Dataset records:
>>>>>
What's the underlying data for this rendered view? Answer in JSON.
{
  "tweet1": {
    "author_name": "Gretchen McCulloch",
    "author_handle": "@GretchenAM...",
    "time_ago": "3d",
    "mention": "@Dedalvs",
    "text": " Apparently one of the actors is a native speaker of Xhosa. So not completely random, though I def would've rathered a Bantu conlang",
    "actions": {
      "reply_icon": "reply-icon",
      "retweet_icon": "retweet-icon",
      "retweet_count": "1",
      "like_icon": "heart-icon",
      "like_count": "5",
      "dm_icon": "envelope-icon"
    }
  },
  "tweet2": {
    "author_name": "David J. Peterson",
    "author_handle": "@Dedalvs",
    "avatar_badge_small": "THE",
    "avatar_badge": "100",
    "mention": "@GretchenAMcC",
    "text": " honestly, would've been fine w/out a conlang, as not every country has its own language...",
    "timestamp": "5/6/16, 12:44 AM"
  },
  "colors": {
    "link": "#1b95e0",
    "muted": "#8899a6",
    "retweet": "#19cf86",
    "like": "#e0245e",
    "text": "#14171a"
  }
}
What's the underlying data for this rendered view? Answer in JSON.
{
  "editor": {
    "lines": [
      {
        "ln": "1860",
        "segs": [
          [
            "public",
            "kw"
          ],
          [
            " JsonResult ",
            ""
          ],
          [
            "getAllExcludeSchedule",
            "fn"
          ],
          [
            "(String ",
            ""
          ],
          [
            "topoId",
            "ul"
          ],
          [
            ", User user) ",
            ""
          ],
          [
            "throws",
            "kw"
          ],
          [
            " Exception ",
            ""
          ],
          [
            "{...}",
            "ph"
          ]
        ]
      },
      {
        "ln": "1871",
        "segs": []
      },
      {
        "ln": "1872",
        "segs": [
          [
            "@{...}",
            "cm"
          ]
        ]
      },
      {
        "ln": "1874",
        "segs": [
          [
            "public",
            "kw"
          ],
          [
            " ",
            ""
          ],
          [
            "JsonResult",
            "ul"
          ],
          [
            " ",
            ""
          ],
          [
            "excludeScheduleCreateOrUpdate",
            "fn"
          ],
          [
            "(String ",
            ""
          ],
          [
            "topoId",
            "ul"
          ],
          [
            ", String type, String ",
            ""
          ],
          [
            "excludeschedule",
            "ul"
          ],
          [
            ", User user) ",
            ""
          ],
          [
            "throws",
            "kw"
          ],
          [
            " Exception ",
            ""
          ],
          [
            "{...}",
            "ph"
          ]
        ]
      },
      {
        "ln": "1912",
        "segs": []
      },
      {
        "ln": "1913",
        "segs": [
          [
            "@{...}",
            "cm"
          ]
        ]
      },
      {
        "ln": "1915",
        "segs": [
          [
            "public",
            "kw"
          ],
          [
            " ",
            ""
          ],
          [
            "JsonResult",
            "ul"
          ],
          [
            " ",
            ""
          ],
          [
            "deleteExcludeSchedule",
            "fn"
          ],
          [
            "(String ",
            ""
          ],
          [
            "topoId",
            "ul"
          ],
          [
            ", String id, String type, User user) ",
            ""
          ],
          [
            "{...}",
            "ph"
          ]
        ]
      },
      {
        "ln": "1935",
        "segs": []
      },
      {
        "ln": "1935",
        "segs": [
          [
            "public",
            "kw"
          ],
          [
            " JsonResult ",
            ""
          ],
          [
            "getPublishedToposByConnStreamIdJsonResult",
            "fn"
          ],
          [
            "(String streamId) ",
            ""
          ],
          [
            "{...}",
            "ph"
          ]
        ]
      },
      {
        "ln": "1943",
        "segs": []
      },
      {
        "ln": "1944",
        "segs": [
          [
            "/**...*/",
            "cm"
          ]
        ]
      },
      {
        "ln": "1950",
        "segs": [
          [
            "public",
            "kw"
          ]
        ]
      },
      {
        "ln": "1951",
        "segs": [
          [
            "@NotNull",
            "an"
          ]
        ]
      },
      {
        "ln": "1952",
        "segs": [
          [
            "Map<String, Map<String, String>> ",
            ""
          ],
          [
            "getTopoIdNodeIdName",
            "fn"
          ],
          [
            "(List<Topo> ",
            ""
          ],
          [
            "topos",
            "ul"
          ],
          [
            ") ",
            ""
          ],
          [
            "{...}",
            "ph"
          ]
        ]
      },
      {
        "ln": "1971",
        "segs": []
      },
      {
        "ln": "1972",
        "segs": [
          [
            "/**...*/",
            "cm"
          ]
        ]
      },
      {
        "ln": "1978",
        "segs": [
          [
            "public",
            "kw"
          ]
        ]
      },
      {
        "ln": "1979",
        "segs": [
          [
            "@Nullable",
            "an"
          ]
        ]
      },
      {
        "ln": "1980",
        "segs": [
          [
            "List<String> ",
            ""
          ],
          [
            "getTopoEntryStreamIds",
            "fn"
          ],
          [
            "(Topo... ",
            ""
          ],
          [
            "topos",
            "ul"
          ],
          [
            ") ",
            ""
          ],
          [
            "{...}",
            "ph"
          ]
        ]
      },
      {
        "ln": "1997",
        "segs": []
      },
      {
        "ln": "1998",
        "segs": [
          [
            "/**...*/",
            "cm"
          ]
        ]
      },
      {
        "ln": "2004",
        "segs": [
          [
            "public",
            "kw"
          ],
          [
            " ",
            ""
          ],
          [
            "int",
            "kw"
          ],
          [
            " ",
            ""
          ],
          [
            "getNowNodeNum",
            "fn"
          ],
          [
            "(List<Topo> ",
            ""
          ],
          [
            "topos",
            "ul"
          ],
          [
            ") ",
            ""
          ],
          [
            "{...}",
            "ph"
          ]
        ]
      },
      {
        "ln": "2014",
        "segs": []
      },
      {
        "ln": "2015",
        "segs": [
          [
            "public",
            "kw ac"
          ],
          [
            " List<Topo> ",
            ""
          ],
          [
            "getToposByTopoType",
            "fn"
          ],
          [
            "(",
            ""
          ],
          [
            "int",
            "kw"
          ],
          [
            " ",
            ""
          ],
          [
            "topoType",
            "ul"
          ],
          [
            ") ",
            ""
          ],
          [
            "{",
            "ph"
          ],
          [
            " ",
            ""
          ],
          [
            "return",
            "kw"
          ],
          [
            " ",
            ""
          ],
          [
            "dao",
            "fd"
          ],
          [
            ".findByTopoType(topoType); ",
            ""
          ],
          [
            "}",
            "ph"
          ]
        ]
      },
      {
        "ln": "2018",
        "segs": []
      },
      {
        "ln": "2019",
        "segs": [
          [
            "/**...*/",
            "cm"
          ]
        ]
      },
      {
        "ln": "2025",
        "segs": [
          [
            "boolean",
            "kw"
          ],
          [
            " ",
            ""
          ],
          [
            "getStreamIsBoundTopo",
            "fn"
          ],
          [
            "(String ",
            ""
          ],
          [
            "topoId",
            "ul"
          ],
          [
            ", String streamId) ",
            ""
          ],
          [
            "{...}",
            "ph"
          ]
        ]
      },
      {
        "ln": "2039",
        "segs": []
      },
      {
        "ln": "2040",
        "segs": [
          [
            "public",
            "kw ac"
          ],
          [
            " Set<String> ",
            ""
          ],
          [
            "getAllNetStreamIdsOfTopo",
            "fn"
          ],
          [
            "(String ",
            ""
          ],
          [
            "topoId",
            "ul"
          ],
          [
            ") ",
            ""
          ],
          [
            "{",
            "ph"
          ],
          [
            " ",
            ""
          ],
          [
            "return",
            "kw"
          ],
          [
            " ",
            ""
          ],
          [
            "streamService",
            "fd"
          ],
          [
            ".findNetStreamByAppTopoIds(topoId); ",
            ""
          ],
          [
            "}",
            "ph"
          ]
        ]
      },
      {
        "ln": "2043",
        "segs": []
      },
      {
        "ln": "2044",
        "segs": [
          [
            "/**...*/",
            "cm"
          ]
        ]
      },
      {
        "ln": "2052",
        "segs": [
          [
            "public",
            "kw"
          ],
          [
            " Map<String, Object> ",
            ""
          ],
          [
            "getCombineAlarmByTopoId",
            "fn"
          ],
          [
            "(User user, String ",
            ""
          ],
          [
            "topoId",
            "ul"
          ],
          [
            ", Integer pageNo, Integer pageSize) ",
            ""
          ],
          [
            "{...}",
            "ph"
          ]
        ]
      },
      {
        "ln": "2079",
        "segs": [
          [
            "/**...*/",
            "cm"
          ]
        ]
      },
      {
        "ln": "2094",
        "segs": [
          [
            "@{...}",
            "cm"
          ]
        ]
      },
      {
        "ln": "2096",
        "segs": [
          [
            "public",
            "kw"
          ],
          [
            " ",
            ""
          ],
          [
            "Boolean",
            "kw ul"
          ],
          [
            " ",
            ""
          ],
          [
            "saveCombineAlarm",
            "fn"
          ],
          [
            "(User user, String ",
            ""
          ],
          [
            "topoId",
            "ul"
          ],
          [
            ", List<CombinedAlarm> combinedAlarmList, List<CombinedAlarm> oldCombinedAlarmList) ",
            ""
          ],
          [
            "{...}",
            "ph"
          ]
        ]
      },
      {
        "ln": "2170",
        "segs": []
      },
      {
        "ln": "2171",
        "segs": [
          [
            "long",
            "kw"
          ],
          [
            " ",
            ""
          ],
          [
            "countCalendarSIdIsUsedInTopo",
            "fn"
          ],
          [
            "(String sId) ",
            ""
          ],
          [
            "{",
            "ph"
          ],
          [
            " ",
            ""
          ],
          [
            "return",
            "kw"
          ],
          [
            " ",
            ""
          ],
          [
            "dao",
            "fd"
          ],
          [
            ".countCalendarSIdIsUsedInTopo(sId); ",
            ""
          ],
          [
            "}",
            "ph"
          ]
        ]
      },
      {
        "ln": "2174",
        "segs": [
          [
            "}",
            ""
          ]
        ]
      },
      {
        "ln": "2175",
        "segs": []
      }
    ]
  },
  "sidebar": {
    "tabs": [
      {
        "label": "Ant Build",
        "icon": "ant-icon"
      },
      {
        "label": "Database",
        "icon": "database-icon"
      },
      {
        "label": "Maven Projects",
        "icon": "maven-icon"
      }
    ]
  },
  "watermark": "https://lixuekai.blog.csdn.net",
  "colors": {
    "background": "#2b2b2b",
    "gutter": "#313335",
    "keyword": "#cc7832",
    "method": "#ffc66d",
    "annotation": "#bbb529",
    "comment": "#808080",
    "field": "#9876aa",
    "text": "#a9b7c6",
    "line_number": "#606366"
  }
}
<<<<<
• **EXERCISE**: Isolate each line of the listing above that includes "text". Copy it.

• **THE ANSWER**:
    "text": " Apparently one of the actors is a native speaker of Xhosa. So not completely random, though I def would've rathered a Bantu conlang",
    "text": " honestly, would've been fine w/out a conlang, as not every country has its own language...",
    "text": "#14171a"
    "text": "#a9b7c6",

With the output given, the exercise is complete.